PEDIDO RECEBIDO 1: Na notícia sobre os pedidos ao Tribunal Constitucional, qual antigo presidente do TC falou à Renascença?
PEDIDO RECEBIDO 2: Atualize o trecho da notícia sobre os pedidos ao TC que começa nas palavras "A catadupa de" e termina depois de "Rui Moura Ramos.", trocando "juízes" por "magistrados".

Catadupa
de pedidos ao TC pode atrasar decisão
Antigo presidente do Tribunal Constitucional afirma
à Renascença que com “mais pedidos” e “mais normas” a decisão “é mais
complexa”. São já quatro os pedidos de fiscalização de constitucionalidade das
normas do OE 2013. Nuno Morais Sarmento defende que o Governo deve preparar um
plano B.
A catadupa de pedidos de fiscalização de um número
alargado de normas do Orçamento de Estado (OE) de 2013 pode atrasar no
calendário uma tomada de decisão dos juízes, afirma o antigo presidente do
Tribunal Constitucional (TC) Rui Moura Ramos.
Em declarações à Renascença, Rui Moura Ramos lembra
que é preciso pedir contraditórios e essa análise demora o seu tempo. “Havendo
mais pedidos, havendo mais normas, a decisão é mais complexa. Por outro lado,
há um tempo para assegurar um contraditório ao autor da norma. O tribunal vai
notificar o autor da norma, que é o Parlamento, para que ele possa dizer aquilo
que entender dizer. Como não se sabe quando é que o Parlamento vai responder,
enquanto isso não acontecer a apreciação do pedido dificilmente poderá
começar”, explica.
Já foram entregues quatro processos, do Presidente
da República, do PS, um conjunto do PCP, Bloco de Esquerda e Os Verdes e,
finalmente, do provedor de Justiça Alfredo Sousa, que hoje fez chegar o seu
pedido ao TC.

CONTEÚDO DOS REGISTOS:
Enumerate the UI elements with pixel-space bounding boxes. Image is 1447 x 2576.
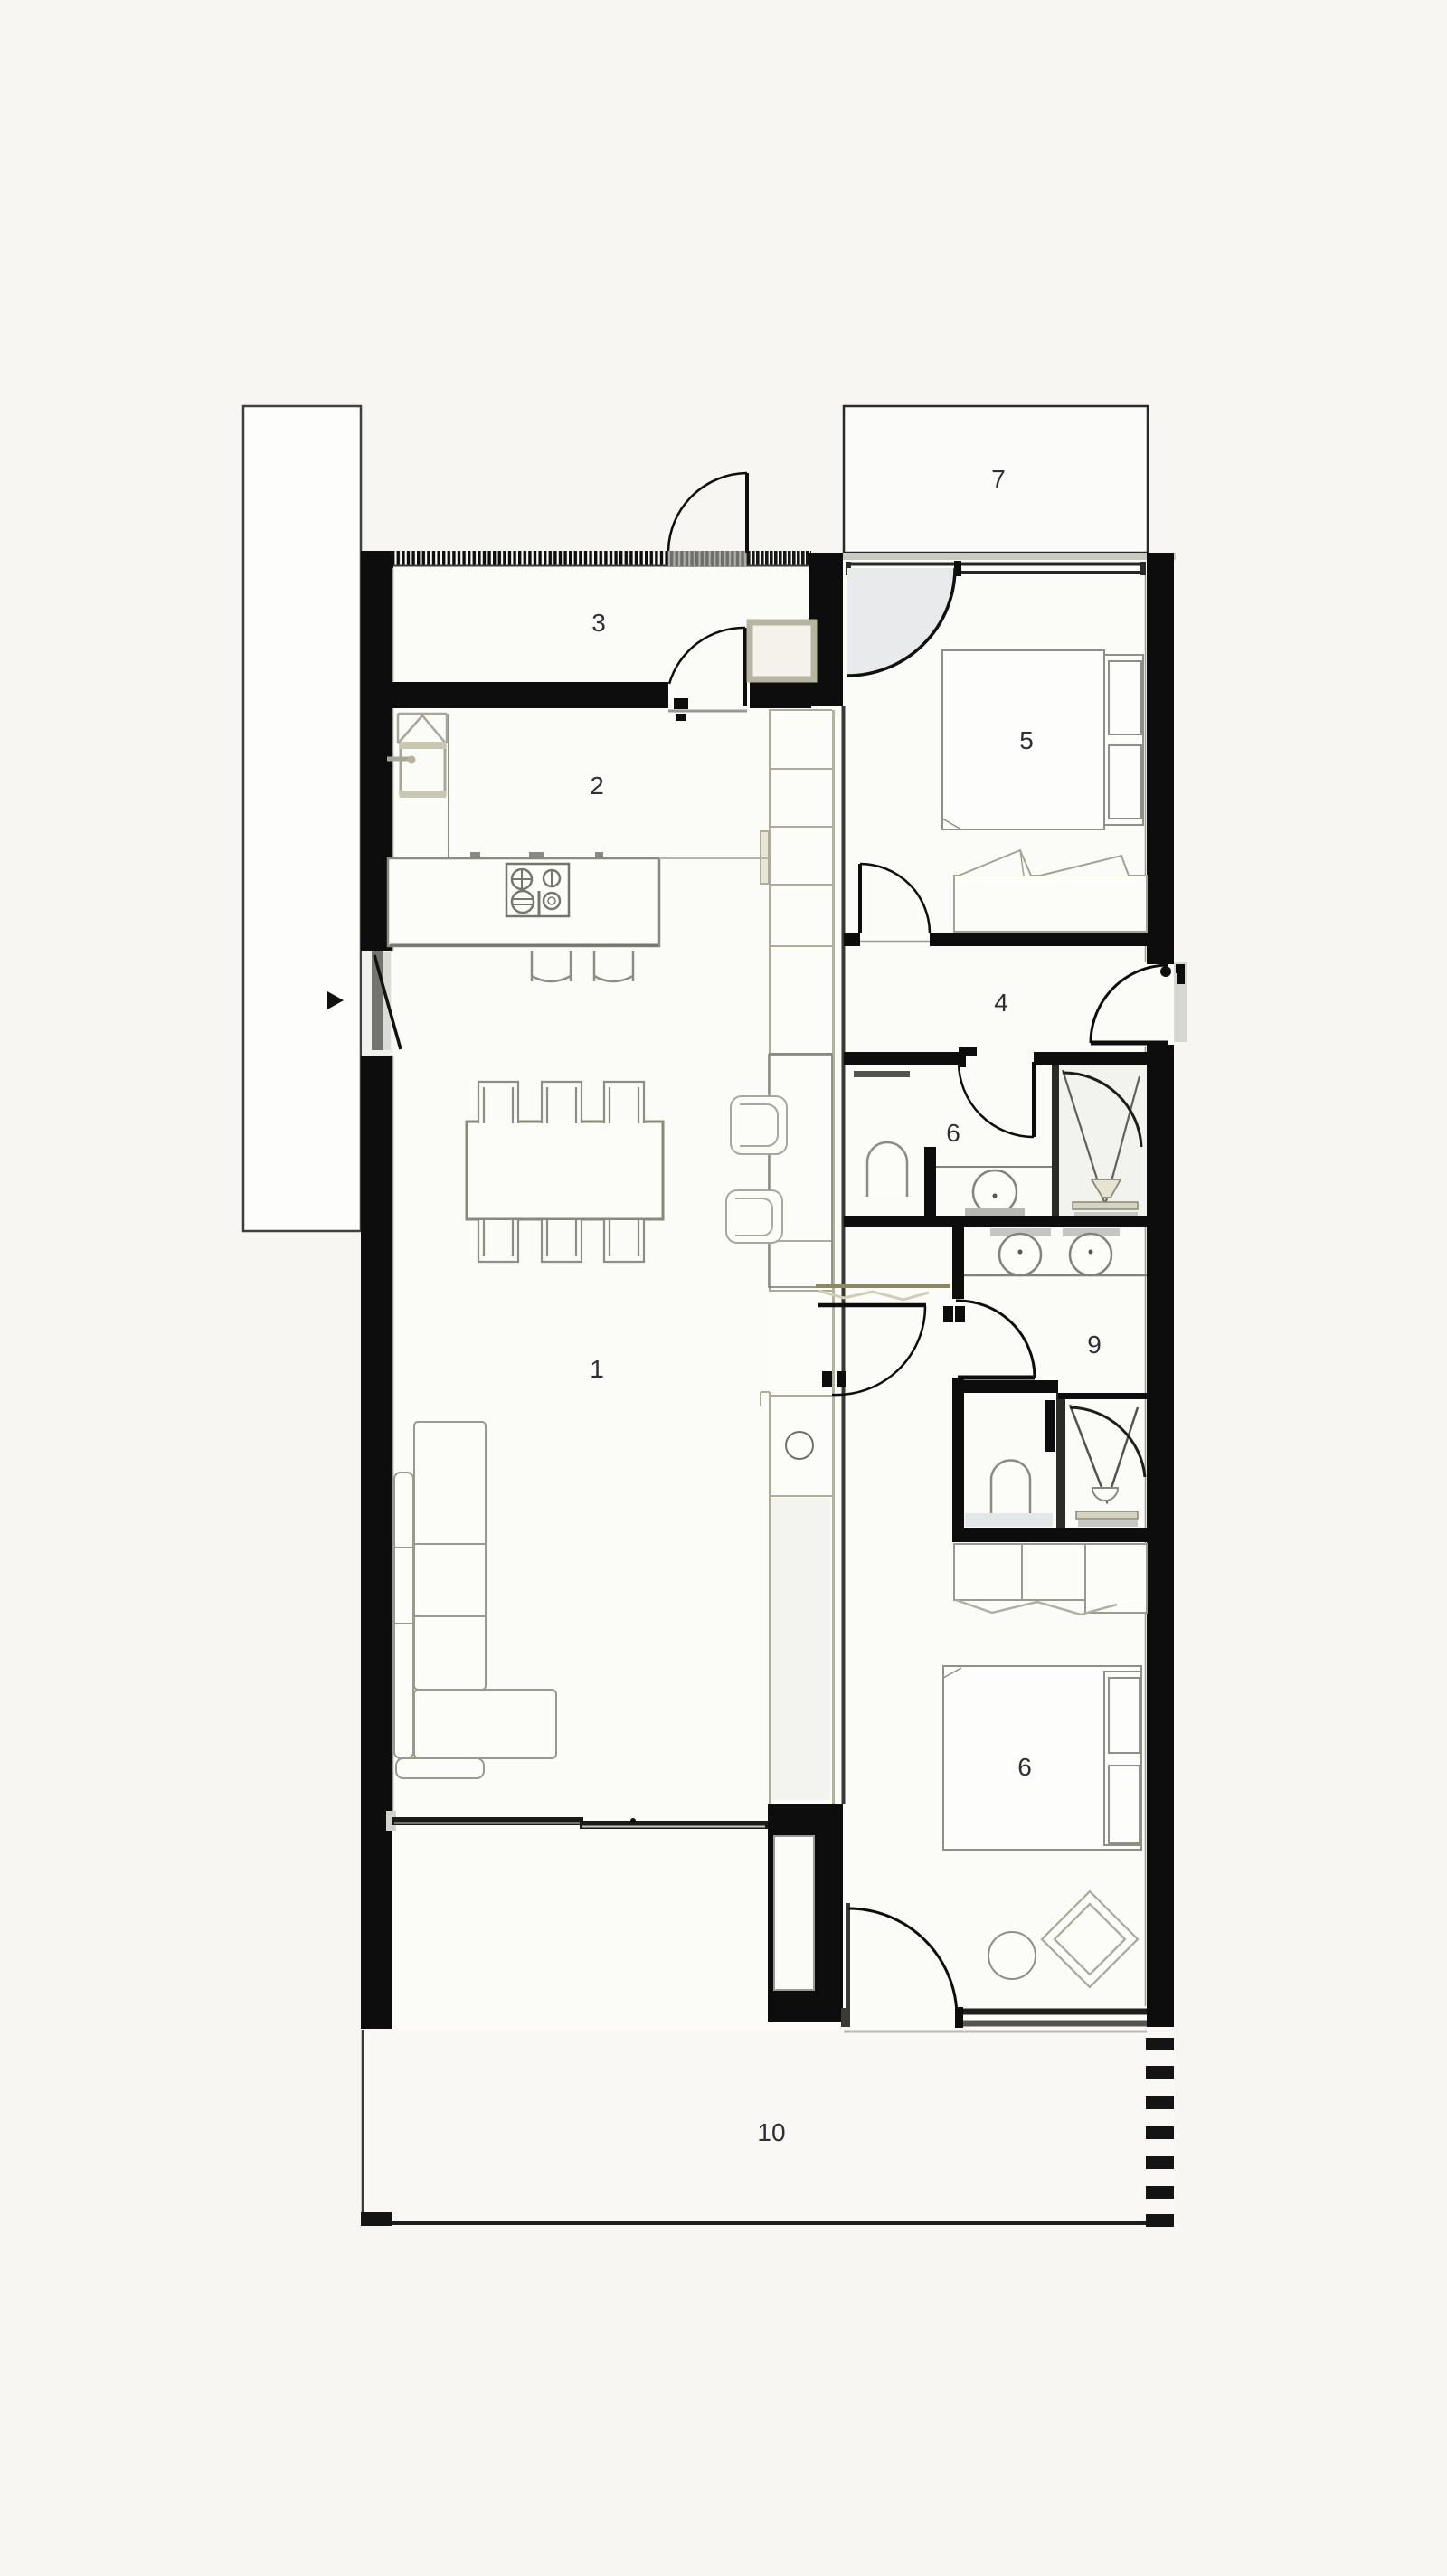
svg-text:9: 9 xyxy=(1087,1331,1102,1359)
svg-text:4: 4 xyxy=(994,989,1008,1017)
svg-text:6: 6 xyxy=(946,1119,960,1147)
svg-text:2: 2 xyxy=(590,772,604,800)
svg-text:10: 10 xyxy=(757,2118,785,2146)
svg-text:3: 3 xyxy=(591,609,606,637)
svg-text:7: 7 xyxy=(991,465,1006,493)
svg-text:1: 1 xyxy=(590,1355,604,1383)
svg-text:6: 6 xyxy=(1017,1753,1032,1781)
svg-text:5: 5 xyxy=(1019,726,1034,754)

RESPOSTA COMPLETA 1: Rui Moura Ramos.

RESPOSTA COMPLETA 2:
A catadupa de pedidos de fiscalização de um número
alargado de normas do Orçamento de Estado (OE) de 2013 pode atrasar no
calendário uma tomada de decisão dos magistrados, afirma o antigo presidente do
Tribunal Constitucional (TC) Rui Moura Ramos.